Spatial annotation data

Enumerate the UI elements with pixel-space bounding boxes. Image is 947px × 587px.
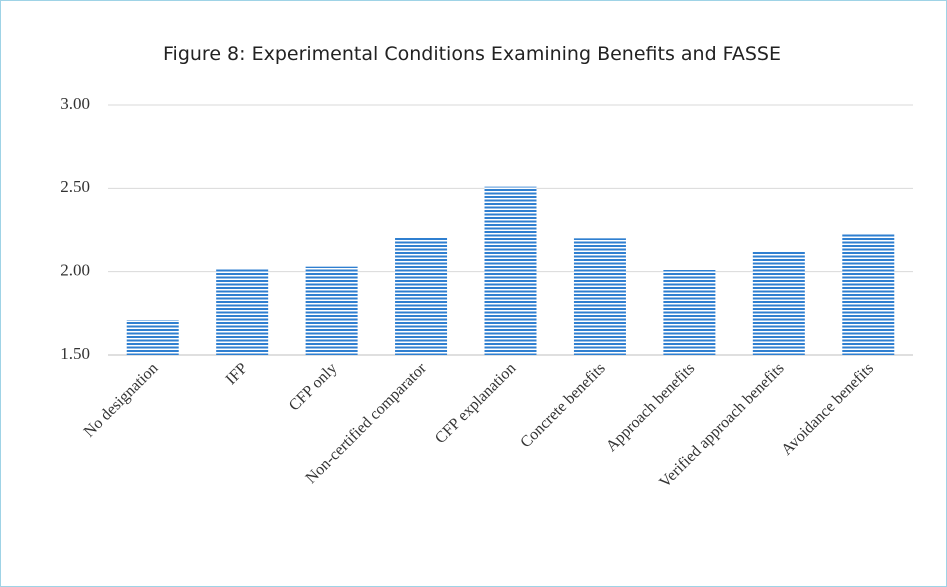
bar (573, 238, 626, 355)
bar (305, 266, 358, 355)
chart-title: Figure 8: Experimental Conditions Examin… (163, 43, 781, 65)
y-tick-label: 2.00 (60, 261, 90, 280)
bar (484, 186, 537, 355)
bar (752, 251, 805, 355)
y-tick-label: 2.50 (60, 177, 90, 196)
bar (395, 236, 448, 355)
bar (842, 233, 895, 355)
y-tick-label: 3.00 (60, 94, 90, 113)
y-tick-label: 1.50 (60, 344, 90, 363)
bar (126, 320, 179, 355)
bar (663, 270, 716, 355)
bar (216, 268, 269, 355)
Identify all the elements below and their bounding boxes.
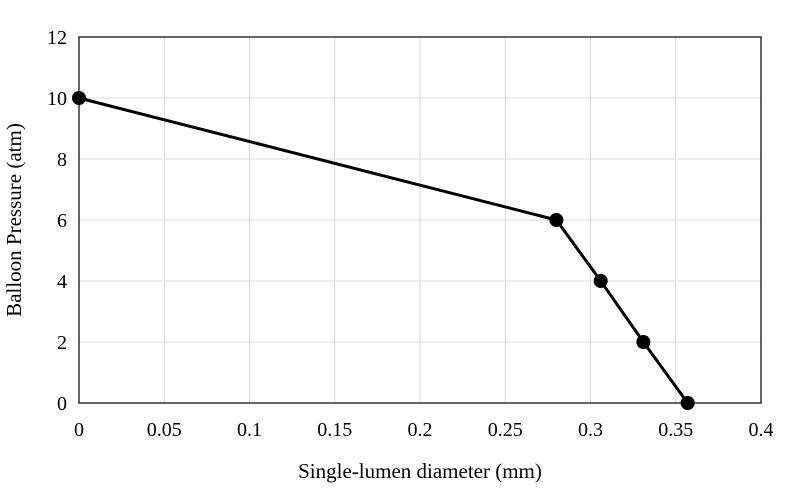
x-tick-label-7: 0.35 <box>658 419 693 441</box>
y-tick-label-6: 12 <box>47 27 67 49</box>
y-tick-label-3: 6 <box>57 210 67 232</box>
axes <box>78 36 762 404</box>
y-tick-label-5: 10 <box>47 88 67 110</box>
x-tick-label-2: 0.1 <box>237 419 262 441</box>
data-point-0-4 <box>680 396 695 410</box>
y-tick-label-4: 8 <box>57 149 67 171</box>
series-layer <box>72 91 695 410</box>
plot-border <box>78 36 762 404</box>
x-tick-label-1: 0.05 <box>147 419 182 441</box>
grid <box>78 36 762 404</box>
y-tick-label-2: 4 <box>57 271 67 293</box>
data-point-0-2 <box>593 274 608 288</box>
x-axis-title: Single-lumen diameter (mm) <box>298 459 542 483</box>
x-tick-label-8: 0.4 <box>749 419 774 441</box>
x-tick-label-4: 0.2 <box>408 419 433 441</box>
y-tick-label-1: 2 <box>57 332 67 354</box>
x-tick-label-6: 0.3 <box>578 419 603 441</box>
labels-layer: 0 0.05 0.1 0.15 0.2 0.25 0.3 0.35 0.4 0 2 4 6 8 10 12 <box>47 27 774 441</box>
y-axis-title: Balloon Pressure (atm) <box>2 123 26 317</box>
x-tick-label-3: 0.15 <box>317 419 352 441</box>
data-point-0-3 <box>636 335 651 349</box>
y-tick-label-0: 0 <box>57 393 67 415</box>
series-line-0 <box>77 96 690 405</box>
data-point-0-0 <box>72 91 86 105</box>
data-point-0-1 <box>549 213 564 227</box>
x-tick-label-0: 0 <box>74 419 84 441</box>
x-tick-label-5: 0.25 <box>488 419 523 441</box>
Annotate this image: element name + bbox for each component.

Instructions for the task:
Copy out every line of the data above word for word, omitting the pictures.

Completed exercise:
Enumerate the UI elements with pixel-space bounding boxes. Image is 947px × 587px.
bar (573, 238, 626, 355)
bar (305, 266, 358, 355)
chart-title: Figure 8: Experimental Conditions Examin… (163, 43, 781, 65)
y-tick-label: 2.00 (60, 261, 90, 280)
bar (484, 186, 537, 355)
bar (752, 251, 805, 355)
y-tick-label: 2.50 (60, 177, 90, 196)
bar (395, 236, 448, 355)
bar (842, 233, 895, 355)
y-tick-label: 3.00 (60, 94, 90, 113)
y-tick-label: 1.50 (60, 344, 90, 363)
bar (126, 320, 179, 355)
bar (663, 270, 716, 355)
bar (216, 268, 269, 355)
Identify all the elements below and their bounding boxes.
x-tick-label-7: 0.35 <box>658 419 693 441</box>
y-tick-label-6: 12 <box>47 27 67 49</box>
y-tick-label-3: 6 <box>57 210 67 232</box>
axes <box>78 36 762 404</box>
y-tick-label-5: 10 <box>47 88 67 110</box>
x-tick-label-2: 0.1 <box>237 419 262 441</box>
data-point-0-4 <box>680 396 695 410</box>
y-tick-label-4: 8 <box>57 149 67 171</box>
series-layer <box>72 91 695 410</box>
plot-border <box>78 36 762 404</box>
x-tick-label-1: 0.05 <box>147 419 182 441</box>
grid <box>78 36 762 404</box>
y-tick-label-2: 4 <box>57 271 67 293</box>
data-point-0-2 <box>593 274 608 288</box>
x-axis-title: Single-lumen diameter (mm) <box>298 459 542 483</box>
x-tick-label-8: 0.4 <box>749 419 774 441</box>
x-tick-label-4: 0.2 <box>408 419 433 441</box>
y-tick-label-1: 2 <box>57 332 67 354</box>
x-tick-label-6: 0.3 <box>578 419 603 441</box>
labels-layer: 0 0.05 0.1 0.15 0.2 0.25 0.3 0.35 0.4 0 2 4 6 8 10 12 <box>47 27 774 441</box>
y-axis-title: Balloon Pressure (atm) <box>2 123 26 317</box>
x-tick-label-3: 0.15 <box>317 419 352 441</box>
data-point-0-3 <box>636 335 651 349</box>
y-tick-label-0: 0 <box>57 393 67 415</box>
series-line-0 <box>77 96 690 405</box>
data-point-0-0 <box>72 91 86 105</box>
data-point-0-1 <box>549 213 564 227</box>
x-tick-label-0: 0 <box>74 419 84 441</box>
x-tick-label-5: 0.25 <box>488 419 523 441</box>
Annotate this image: element name + bbox for each component.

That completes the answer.